• [Written instruction]
Below is a block of records: output all of them exactly and leave out the pictures.

==== Exercise inputs ====

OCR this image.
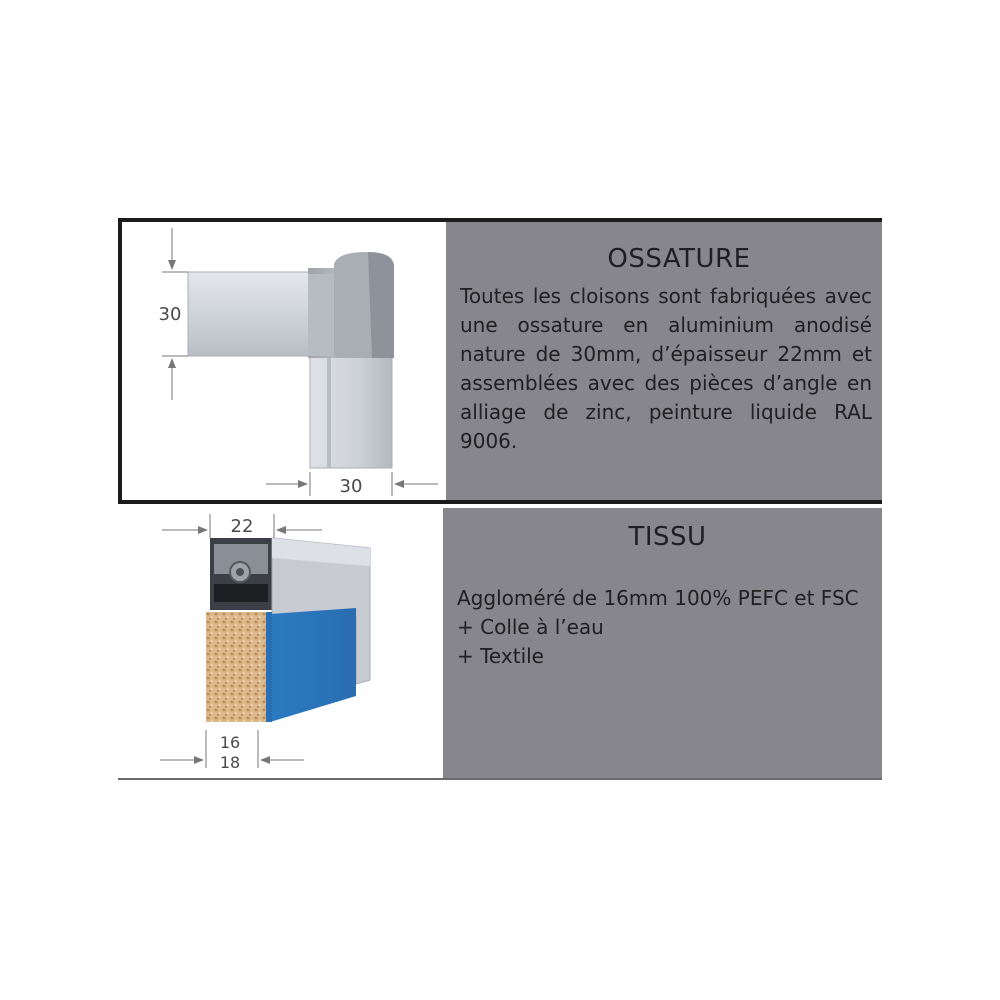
30
30
OSSATURE
Toutes les cloisons sont fabriquées avec une ossature en aluminium anodisé nature de 30mm, d’épaisseur 22mm et assemblées avec des pièces d’angle en alliage de zinc, peinture liquide RAL 9006.
22
16
18
TISSU
Aggloméré de 16mm 100% PEFC et FSC
+ Colle à l’eau
+ Textile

====

• [Response]
OCR this image.
30
30
OSSATURE
Toutes les cloisons sont fabriquées avec une ossature en aluminium anodisé nature de 30mm, d’épaisseur 22mm et assemblées avec des pièces d’angle en alliage de zinc, peinture liquide RAL 9006.
22
16
18
TISSU
Aggloméré de 16mm 100% PEFC et FSC
+ Colle à l’eau
+ Textile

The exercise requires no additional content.